(Dataset items)
++++++++

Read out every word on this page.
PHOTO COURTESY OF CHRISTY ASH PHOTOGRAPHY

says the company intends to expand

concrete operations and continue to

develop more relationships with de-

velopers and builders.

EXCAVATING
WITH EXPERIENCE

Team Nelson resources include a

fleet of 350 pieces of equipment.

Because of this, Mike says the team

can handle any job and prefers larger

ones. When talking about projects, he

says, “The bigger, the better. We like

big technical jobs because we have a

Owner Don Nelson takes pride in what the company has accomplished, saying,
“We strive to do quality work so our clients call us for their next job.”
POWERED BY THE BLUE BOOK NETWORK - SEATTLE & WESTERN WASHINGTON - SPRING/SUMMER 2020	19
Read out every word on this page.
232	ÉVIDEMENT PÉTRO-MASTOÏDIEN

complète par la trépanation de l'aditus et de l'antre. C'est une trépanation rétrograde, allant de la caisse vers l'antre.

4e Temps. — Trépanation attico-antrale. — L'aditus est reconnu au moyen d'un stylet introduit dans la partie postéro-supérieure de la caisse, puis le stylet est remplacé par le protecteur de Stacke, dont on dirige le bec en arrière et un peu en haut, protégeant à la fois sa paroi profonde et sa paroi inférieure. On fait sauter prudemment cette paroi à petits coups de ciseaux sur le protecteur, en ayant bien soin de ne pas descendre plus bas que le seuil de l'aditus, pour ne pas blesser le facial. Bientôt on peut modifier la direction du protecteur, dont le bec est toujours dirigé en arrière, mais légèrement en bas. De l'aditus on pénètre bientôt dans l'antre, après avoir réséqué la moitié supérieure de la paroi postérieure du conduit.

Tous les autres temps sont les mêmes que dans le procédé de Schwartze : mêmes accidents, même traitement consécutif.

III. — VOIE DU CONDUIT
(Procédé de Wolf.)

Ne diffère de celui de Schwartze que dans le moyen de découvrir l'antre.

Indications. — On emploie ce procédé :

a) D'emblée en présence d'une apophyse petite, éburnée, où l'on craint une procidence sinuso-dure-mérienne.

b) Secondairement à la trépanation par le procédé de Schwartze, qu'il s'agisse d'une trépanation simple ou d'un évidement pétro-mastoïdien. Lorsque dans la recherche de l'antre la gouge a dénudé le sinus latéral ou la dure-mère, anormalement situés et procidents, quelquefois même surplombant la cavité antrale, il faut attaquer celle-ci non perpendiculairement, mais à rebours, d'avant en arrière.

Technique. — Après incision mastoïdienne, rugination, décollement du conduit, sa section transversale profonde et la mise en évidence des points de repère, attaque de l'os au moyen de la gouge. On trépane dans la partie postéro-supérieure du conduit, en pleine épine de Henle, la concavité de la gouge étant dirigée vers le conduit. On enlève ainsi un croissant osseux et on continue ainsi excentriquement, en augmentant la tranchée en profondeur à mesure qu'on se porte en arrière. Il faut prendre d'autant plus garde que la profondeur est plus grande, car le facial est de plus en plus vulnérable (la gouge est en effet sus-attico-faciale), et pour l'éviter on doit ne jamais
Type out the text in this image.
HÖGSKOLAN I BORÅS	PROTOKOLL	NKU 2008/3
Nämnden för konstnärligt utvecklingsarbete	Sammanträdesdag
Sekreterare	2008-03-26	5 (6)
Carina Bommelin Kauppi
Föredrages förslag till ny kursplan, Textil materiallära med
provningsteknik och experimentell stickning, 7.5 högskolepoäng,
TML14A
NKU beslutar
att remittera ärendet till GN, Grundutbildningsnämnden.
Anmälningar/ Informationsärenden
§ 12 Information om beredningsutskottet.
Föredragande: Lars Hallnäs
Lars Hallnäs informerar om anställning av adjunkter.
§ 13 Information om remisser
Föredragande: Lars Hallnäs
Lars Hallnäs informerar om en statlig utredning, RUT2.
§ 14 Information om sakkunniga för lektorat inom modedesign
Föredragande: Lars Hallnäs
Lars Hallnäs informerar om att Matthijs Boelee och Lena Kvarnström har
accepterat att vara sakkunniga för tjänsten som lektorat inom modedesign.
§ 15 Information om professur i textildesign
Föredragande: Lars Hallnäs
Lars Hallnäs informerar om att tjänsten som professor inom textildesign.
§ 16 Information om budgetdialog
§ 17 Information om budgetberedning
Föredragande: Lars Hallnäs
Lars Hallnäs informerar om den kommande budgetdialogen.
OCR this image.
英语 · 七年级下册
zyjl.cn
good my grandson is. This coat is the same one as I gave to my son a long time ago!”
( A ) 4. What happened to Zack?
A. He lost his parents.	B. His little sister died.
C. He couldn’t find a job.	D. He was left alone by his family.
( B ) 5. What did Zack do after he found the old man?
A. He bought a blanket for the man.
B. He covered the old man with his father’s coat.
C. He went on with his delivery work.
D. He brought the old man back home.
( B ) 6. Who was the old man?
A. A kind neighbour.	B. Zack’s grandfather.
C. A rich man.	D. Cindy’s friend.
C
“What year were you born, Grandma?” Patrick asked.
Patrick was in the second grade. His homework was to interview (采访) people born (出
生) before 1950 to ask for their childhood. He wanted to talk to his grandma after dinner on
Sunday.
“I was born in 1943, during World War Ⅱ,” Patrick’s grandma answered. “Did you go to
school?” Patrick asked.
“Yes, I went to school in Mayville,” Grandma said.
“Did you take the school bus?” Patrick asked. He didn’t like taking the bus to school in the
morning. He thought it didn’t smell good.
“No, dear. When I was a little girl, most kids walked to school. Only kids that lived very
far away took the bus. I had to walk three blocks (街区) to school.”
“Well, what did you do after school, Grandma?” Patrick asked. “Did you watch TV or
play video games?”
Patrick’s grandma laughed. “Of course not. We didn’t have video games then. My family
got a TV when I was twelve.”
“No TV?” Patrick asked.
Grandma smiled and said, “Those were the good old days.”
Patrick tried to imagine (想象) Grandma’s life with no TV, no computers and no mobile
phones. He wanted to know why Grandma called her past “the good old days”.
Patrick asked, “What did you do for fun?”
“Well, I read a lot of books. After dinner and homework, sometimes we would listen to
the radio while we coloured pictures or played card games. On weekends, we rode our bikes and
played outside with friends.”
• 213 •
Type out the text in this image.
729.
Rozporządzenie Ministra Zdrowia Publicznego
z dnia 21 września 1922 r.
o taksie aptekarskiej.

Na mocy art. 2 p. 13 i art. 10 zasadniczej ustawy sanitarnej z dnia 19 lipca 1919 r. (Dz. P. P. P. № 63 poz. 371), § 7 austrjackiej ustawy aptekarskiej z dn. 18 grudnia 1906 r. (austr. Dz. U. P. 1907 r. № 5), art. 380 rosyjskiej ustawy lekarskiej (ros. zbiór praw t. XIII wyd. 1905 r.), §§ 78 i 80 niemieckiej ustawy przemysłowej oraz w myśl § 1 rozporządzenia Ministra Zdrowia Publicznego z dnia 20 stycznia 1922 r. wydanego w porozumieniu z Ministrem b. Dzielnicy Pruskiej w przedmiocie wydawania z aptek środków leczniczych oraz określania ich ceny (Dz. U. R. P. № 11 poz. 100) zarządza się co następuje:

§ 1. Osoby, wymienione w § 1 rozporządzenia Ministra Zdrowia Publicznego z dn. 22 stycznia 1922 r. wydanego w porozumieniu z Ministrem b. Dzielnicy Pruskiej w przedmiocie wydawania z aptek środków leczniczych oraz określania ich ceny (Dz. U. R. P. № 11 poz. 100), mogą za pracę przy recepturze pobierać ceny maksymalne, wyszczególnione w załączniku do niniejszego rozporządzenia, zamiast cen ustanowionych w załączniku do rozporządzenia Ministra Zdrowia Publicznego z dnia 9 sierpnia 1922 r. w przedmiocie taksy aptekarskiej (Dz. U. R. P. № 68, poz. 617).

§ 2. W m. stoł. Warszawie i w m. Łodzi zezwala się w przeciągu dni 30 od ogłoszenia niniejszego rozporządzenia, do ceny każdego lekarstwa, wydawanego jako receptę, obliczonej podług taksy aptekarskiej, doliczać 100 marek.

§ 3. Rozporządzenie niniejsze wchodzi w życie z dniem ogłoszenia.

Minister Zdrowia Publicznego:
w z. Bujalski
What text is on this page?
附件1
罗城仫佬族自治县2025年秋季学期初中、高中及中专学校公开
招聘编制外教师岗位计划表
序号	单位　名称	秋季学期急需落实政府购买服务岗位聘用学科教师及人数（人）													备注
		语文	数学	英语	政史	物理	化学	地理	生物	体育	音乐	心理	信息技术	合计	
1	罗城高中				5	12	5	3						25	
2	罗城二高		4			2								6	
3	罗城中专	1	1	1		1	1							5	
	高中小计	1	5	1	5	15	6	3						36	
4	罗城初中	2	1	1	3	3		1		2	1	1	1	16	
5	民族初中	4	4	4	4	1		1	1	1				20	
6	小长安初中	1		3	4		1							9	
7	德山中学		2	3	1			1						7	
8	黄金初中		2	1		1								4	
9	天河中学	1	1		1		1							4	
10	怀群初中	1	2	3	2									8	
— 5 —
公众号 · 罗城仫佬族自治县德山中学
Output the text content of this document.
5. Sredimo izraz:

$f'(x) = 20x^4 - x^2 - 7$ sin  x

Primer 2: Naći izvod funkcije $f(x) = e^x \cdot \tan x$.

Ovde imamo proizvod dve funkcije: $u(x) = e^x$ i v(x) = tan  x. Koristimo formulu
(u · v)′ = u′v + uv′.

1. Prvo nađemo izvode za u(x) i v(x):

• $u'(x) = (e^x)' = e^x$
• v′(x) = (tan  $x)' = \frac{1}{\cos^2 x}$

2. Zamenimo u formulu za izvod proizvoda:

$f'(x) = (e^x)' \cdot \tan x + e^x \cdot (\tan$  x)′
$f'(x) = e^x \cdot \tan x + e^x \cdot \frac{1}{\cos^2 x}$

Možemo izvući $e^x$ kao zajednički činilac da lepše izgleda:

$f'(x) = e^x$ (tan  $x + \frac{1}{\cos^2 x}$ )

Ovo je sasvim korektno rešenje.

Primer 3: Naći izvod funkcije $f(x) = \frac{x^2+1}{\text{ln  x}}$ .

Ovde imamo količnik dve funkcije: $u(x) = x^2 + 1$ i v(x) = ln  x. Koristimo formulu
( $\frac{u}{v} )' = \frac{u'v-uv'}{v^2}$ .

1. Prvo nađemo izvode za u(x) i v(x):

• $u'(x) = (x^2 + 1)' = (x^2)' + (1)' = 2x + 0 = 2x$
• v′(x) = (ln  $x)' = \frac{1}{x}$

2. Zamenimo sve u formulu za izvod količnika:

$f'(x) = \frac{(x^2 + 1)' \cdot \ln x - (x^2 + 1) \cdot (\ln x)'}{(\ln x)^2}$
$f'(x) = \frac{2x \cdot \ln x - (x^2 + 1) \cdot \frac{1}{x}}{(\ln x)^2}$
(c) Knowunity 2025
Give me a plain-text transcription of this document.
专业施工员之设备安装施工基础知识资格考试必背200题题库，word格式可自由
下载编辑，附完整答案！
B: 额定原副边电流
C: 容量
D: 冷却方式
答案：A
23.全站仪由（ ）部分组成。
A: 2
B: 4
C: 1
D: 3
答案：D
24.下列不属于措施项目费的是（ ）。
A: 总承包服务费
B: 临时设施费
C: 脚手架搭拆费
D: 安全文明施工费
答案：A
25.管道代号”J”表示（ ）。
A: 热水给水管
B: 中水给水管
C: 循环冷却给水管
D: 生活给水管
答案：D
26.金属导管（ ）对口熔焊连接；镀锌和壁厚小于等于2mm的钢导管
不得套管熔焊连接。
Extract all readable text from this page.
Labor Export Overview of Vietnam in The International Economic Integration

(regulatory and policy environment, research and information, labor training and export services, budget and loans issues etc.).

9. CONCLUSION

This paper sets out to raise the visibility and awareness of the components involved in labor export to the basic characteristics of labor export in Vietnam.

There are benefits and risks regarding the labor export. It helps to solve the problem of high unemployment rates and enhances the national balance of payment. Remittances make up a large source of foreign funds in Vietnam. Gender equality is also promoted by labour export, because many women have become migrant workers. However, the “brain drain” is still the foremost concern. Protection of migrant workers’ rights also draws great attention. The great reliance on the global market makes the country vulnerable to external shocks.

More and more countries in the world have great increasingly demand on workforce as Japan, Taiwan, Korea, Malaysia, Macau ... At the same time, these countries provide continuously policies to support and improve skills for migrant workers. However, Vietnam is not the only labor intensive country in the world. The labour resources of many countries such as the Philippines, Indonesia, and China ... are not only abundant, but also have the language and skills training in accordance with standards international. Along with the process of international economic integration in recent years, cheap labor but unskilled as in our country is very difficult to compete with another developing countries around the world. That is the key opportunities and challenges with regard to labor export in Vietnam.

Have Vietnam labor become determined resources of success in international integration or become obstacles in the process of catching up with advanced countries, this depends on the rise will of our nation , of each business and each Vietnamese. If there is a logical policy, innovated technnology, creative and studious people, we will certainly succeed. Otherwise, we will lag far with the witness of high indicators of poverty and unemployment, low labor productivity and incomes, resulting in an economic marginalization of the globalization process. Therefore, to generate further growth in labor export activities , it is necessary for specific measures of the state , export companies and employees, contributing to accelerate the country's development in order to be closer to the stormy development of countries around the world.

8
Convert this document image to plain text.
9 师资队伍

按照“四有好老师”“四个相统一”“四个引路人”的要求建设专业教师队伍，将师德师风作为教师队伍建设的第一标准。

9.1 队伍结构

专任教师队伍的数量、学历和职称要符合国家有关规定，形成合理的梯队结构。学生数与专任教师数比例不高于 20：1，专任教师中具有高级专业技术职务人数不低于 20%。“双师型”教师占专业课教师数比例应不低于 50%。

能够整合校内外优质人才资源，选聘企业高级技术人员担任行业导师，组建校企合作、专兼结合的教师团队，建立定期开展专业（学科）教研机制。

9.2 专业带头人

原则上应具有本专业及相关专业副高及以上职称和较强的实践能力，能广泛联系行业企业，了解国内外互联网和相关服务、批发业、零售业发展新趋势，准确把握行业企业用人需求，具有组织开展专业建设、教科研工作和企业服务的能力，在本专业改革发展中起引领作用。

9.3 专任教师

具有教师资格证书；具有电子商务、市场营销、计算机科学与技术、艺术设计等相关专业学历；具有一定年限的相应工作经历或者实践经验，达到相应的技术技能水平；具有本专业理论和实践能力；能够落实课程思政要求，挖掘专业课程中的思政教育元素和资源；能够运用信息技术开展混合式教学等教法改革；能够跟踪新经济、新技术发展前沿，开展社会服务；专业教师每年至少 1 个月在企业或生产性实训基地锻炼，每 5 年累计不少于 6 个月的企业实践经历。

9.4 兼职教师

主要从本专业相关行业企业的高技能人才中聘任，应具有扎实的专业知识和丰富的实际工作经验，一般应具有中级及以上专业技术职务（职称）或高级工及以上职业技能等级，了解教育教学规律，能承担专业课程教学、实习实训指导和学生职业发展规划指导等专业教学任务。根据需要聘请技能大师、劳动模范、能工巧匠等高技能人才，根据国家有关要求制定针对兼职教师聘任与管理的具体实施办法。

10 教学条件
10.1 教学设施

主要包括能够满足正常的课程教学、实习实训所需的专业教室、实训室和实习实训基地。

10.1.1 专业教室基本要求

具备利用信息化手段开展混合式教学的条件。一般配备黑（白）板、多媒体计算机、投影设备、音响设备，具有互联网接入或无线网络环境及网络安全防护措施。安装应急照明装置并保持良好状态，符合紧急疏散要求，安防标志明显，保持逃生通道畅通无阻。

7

++++++++

**Problem details**:
What number of lines in the records contain the word "dure"? Answer with that number alone.

**Full solution**:
2